#### Aim:
Search the listing below for the word "this" and copy each line that holds it.

#### Raw data:
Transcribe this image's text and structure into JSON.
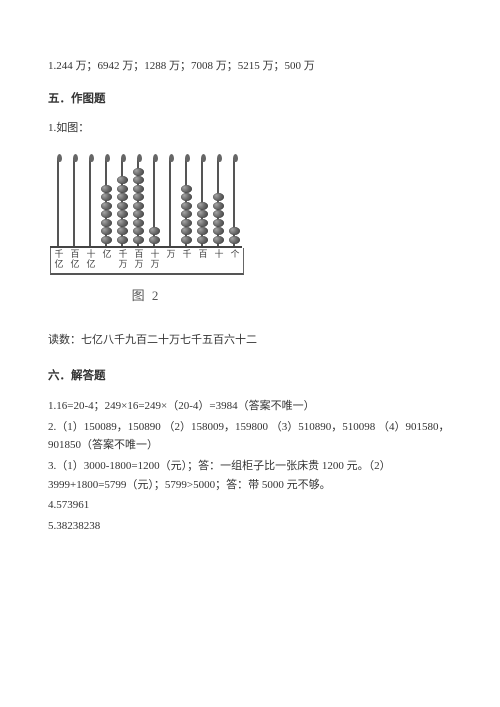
{
  "line1": "1.244 万；6942 万；1288 万；7008 万；5215 万；500 万",
  "section5": "五．作图题",
  "s5_q1": "1.如图：",
  "abacus": {
    "counts": [
      0,
      0,
      0,
      7,
      8,
      9,
      2,
      0,
      7,
      5,
      6,
      2
    ],
    "labels": [
      "千亿",
      "百亿",
      "十亿",
      "亿",
      "千万",
      "百万",
      "十万",
      "万",
      "千",
      "百",
      "十",
      "个"
    ],
    "caption": "图 2",
    "bead_fill": "#6b6b6b",
    "rod_color": "#555555",
    "border_color": "#555555",
    "label_fontsize": 9
  },
  "reading": "读数：七亿八千九百二十万七千五百六十二",
  "section6": "六．解答题",
  "answers": {
    "a1": "1.16=20-4；249×16=249×（20-4）=3984（答案不唯一）",
    "a2": "2.（1）150089，150890 （2）158009，159800 （3）510890，510098 （4）901580，901850（答案不唯一）",
    "a3": "3.（1）3000-1800=1200（元）；答：一组柜子比一张床贵 1200 元。（2）3999+1800=5799（元）；5799>5000；答：带 5000 元不够。",
    "a4": "4.573961",
    "a5": "5.38238238"
  },
  "style": {
    "page_bg": "#ffffff",
    "text_color": "#333333",
    "base_fontsize": 11
  }
}
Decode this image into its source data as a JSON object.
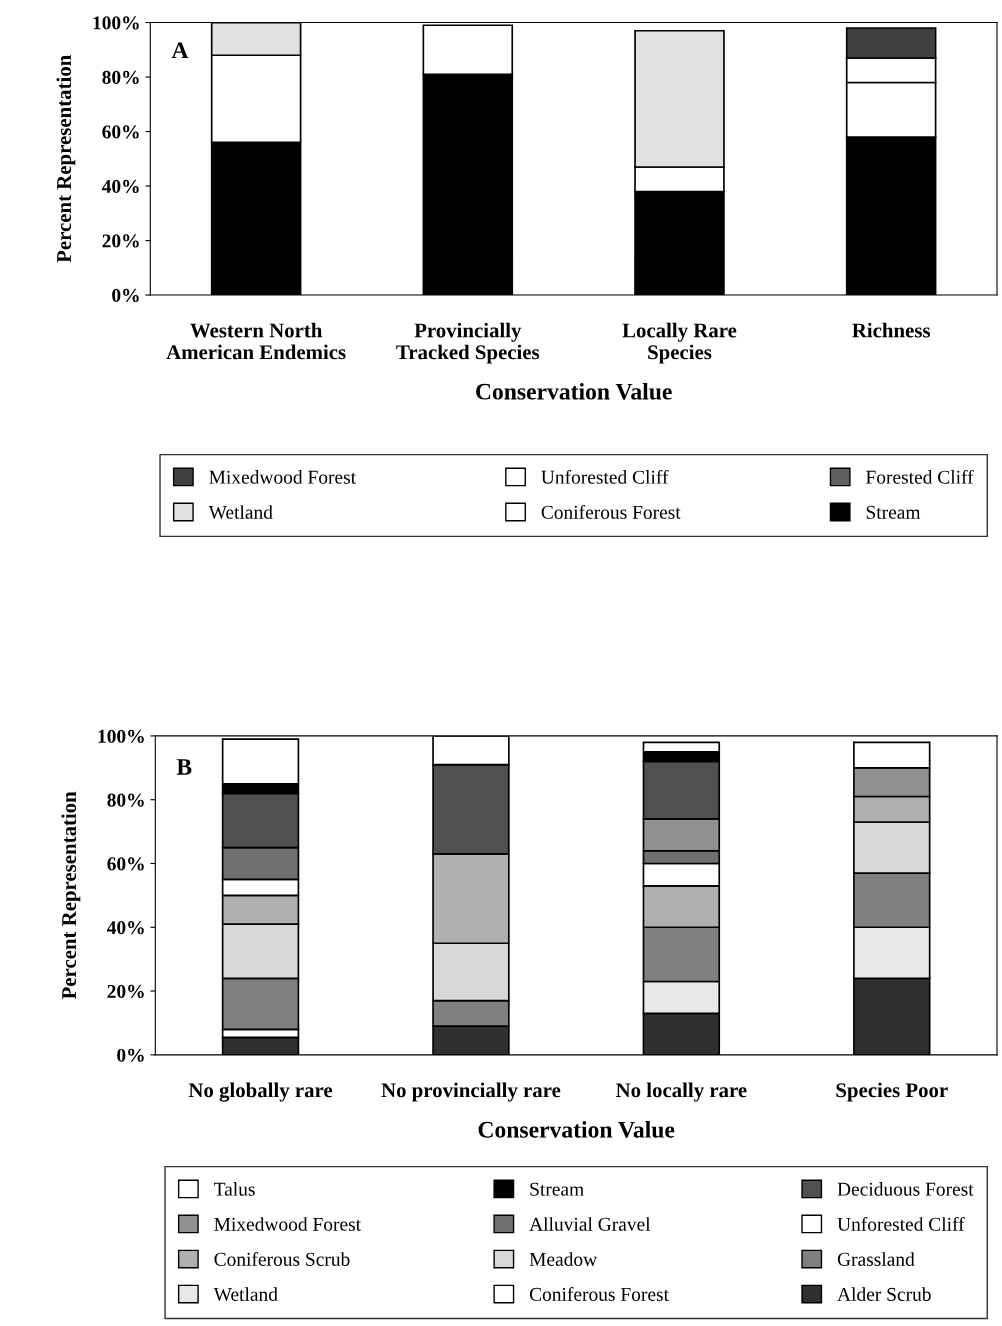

#### Solution below:
Transcribe this image's text and structure into JSON.
Decode this image into its source data as a JSON object.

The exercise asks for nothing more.